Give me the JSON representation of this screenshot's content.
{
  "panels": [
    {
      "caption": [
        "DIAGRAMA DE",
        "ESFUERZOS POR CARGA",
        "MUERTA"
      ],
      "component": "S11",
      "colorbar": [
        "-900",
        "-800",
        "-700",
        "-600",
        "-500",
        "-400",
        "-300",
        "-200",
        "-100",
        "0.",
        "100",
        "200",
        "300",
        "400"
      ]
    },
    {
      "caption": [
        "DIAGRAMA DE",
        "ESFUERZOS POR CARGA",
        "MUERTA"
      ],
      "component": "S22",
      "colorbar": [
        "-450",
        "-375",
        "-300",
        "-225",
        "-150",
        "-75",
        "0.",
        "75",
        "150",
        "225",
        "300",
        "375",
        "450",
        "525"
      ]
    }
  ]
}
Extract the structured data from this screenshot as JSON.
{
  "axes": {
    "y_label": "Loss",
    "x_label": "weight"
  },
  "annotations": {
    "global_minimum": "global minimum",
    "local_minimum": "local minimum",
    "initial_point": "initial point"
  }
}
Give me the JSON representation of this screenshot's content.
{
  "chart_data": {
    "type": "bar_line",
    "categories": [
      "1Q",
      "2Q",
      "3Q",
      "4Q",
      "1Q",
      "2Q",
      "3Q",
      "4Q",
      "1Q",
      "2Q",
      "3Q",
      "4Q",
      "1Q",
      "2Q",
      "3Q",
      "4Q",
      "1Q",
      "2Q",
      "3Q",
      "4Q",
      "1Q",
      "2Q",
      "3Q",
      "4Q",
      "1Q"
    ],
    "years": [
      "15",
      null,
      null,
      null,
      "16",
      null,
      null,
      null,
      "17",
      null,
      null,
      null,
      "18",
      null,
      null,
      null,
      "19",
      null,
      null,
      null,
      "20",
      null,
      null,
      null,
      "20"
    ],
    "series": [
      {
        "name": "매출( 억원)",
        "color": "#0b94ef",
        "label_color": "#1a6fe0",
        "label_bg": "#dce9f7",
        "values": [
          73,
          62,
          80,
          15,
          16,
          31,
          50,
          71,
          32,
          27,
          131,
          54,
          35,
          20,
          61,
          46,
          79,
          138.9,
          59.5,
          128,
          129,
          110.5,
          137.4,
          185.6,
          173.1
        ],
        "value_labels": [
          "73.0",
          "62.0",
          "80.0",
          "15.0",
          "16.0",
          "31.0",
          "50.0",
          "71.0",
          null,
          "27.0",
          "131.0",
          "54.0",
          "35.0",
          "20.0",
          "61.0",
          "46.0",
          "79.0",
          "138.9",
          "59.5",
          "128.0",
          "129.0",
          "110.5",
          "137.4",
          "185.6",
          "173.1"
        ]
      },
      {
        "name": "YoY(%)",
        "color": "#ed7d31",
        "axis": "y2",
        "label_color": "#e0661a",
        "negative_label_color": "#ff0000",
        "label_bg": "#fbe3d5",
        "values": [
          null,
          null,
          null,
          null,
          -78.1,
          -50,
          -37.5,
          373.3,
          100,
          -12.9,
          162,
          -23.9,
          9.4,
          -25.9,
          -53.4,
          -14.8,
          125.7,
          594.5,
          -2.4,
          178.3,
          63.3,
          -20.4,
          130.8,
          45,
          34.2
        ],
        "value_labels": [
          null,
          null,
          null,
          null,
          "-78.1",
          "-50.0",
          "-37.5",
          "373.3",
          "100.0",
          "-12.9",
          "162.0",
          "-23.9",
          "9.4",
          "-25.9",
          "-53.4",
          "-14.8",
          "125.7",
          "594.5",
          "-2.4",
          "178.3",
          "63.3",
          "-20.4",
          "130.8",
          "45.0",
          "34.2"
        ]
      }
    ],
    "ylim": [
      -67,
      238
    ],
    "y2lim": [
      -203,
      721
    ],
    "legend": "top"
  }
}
------
__Written request__:
Write out the material from the first line to the last, exactly.

__Exercise solution__:
Give me the JSON representation of this screenshot's content.
{
  "panels": [
    {
      "caption": [
        "DIAGRAMA DE",
        "ESFUERZOS POR CARGA",
        "MUERTA"
      ],
      "component": "S11",
      "colorbar": [
        "-900",
        "-800",
        "-700",
        "-600",
        "-500",
        "-400",
        "-300",
        "-200",
        "-100",
        "0.",
        "100",
        "200",
        "300",
        "400"
      ]
    },
    {
      "caption": [
        "DIAGRAMA DE",
        "ESFUERZOS POR CARGA",
        "MUERTA"
      ],
      "component": "S22",
      "colorbar": [
        "-450",
        "-375",
        "-300",
        "-225",
        "-150",
        "-75",
        "0.",
        "75",
        "150",
        "225",
        "300",
        "375",
        "450",
        "525"
      ]
    }
  ]
}
Extract the structured data from this screenshot as JSON.
{
  "axes": {
    "y_label": "Loss",
    "x_label": "weight"
  },
  "annotations": {
    "global_minimum": "global minimum",
    "local_minimum": "local minimum",
    "initial_point": "initial point"
  }
}
Give me the JSON representation of this screenshot's content.
{
  "chart_data": {
    "type": "bar_line",
    "categories": [
      "1Q",
      "2Q",
      "3Q",
      "4Q",
      "1Q",
      "2Q",
      "3Q",
      "4Q",
      "1Q",
      "2Q",
      "3Q",
      "4Q",
      "1Q",
      "2Q",
      "3Q",
      "4Q",
      "1Q",
      "2Q",
      "3Q",
      "4Q",
      "1Q",
      "2Q",
      "3Q",
      "4Q",
      "1Q"
    ],
    "years": [
      "15",
      null,
      null,
      null,
      "16",
      null,
      null,
      null,
      "17",
      null,
      null,
      null,
      "18",
      null,
      null,
      null,
      "19",
      null,
      null,
      null,
      "20",
      null,
      null,
      null,
      "20"
    ],
    "series": [
      {
        "name": "매출( 억원)",
        "color": "#0b94ef",
        "label_color": "#1a6fe0",
        "label_bg": "#dce9f7",
        "values": [
          73,
          62,
          80,
          15,
          16,
          31,
          50,
          71,
          32,
          27,
          131,
          54,
          35,
          20,
          61,
          46,
          79,
          138.9,
          59.5,
          128,
          129,
          110.5,
          137.4,
          185.6,
          173.1
        ],
        "value_labels": [
          "73.0",
          "62.0",
          "80.0",
          "15.0",
          "16.0",
          "31.0",
          "50.0",
          "71.0",
          null,
          "27.0",
          "131.0",
          "54.0",
          "35.0",
          "20.0",
          "61.0",
          "46.0",
          "79.0",
          "138.9",
          "59.5",
          "128.0",
          "129.0",
          "110.5",
          "137.4",
          "185.6",
          "173.1"
        ]
      },
      {
        "name": "YoY(%)",
        "color": "#ed7d31",
        "axis": "y2",
        "label_color": "#e0661a",
        "negative_label_color": "#ff0000",
        "label_bg": "#fbe3d5",
        "values": [
          null,
          null,
          null,
          null,
          -78.1,
          -50,
          -37.5,
          373.3,
          100,
          -12.9,
          162,
          -23.9,
          9.4,
          -25.9,
          -53.4,
          -14.8,
          125.7,
          594.5,
          -2.4,
          178.3,
          63.3,
          -20.4,
          130.8,
          45,
          34.2
        ],
        "value_labels": [
          null,
          null,
          null,
          null,
          "-78.1",
          "-50.0",
          "-37.5",
          "373.3",
          "100.0",
          "-12.9",
          "162.0",
          "-23.9",
          "9.4",
          "-25.9",
          "-53.4",
          "-14.8",
          "125.7",
          "594.5",
          "-2.4",
          "178.3",
          "63.3",
          "-20.4",
          "130.8",
          "45.0",
          "34.2"
        ]
      }
    ],
    "ylim": [
      -67,
      238
    ],
    "y2lim": [
      -203,
      721
    ],
    "legend": "top"
  }
}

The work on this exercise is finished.